◆ Data provided ◆
····················

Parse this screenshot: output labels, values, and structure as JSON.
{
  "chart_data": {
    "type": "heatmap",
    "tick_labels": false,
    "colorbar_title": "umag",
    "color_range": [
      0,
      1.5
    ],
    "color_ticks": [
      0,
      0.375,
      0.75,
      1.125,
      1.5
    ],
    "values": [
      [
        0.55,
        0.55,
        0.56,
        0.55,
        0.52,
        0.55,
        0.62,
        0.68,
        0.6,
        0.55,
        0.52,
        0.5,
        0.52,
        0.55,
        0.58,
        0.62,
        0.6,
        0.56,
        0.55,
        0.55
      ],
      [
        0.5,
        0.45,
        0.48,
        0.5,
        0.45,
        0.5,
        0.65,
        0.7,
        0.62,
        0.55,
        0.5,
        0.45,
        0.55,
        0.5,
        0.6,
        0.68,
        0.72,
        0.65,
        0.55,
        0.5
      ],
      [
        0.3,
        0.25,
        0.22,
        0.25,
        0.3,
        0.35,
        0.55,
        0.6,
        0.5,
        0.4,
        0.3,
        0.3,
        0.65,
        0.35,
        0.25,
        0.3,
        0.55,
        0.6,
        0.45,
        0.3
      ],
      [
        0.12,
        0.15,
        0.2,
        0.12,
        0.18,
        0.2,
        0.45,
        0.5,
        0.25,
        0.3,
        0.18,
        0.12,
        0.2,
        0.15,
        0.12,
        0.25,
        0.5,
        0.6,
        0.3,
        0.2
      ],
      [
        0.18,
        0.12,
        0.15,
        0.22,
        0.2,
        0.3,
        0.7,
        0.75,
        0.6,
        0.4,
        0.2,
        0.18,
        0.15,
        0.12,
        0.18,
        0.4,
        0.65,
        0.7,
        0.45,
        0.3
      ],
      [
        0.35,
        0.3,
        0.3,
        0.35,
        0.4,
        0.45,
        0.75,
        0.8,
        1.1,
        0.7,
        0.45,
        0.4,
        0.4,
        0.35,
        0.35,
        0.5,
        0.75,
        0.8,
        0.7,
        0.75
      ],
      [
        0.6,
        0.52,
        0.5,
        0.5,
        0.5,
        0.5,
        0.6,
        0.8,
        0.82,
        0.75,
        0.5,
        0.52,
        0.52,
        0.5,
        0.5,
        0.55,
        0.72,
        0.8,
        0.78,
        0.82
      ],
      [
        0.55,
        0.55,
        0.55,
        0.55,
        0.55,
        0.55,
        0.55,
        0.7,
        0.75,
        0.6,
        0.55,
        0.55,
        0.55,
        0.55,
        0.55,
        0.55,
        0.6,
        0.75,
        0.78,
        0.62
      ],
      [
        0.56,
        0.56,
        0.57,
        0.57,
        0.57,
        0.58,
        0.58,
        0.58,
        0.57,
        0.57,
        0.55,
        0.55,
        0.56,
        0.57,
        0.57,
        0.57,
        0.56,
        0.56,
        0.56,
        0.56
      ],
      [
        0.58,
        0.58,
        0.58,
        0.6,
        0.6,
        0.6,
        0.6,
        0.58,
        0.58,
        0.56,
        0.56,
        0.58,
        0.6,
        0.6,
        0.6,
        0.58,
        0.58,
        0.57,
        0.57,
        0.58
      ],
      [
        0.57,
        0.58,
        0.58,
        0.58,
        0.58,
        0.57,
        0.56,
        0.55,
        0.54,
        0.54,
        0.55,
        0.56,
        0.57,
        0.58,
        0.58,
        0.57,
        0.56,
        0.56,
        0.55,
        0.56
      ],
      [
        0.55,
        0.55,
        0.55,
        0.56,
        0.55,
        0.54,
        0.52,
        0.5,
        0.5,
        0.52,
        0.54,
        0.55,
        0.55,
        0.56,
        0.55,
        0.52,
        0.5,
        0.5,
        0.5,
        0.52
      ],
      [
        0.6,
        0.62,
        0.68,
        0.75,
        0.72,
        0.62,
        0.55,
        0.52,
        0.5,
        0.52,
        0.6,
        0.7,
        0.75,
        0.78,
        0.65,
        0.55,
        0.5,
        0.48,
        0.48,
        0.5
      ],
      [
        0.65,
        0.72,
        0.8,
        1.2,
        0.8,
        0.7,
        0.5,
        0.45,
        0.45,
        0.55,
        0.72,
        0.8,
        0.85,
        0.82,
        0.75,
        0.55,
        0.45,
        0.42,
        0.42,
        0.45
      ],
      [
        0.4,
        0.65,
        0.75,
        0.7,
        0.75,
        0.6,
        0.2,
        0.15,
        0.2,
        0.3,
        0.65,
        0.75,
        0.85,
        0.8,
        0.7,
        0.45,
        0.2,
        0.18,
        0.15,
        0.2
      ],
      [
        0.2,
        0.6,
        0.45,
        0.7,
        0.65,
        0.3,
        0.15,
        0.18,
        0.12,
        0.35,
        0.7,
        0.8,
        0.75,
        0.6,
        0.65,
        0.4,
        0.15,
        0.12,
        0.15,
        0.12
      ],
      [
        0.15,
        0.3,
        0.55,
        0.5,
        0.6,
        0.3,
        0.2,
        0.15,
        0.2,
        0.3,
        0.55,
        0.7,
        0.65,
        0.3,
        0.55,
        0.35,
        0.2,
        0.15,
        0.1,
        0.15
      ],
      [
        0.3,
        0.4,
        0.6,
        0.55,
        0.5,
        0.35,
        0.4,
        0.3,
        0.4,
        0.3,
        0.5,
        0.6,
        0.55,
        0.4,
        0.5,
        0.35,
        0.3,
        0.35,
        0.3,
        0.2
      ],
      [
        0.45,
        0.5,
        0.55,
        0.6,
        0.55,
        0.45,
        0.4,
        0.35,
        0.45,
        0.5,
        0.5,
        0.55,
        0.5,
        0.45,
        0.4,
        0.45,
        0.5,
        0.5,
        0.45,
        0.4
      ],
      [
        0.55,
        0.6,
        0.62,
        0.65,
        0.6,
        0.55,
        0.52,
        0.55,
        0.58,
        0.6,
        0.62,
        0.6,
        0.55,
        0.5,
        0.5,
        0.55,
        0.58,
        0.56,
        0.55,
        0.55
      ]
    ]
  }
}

····················

◆ Given instruction ◆
What is the number of lines in the listing that include the word "values"? Give that number and nothing else.

◆ Written response ◆
2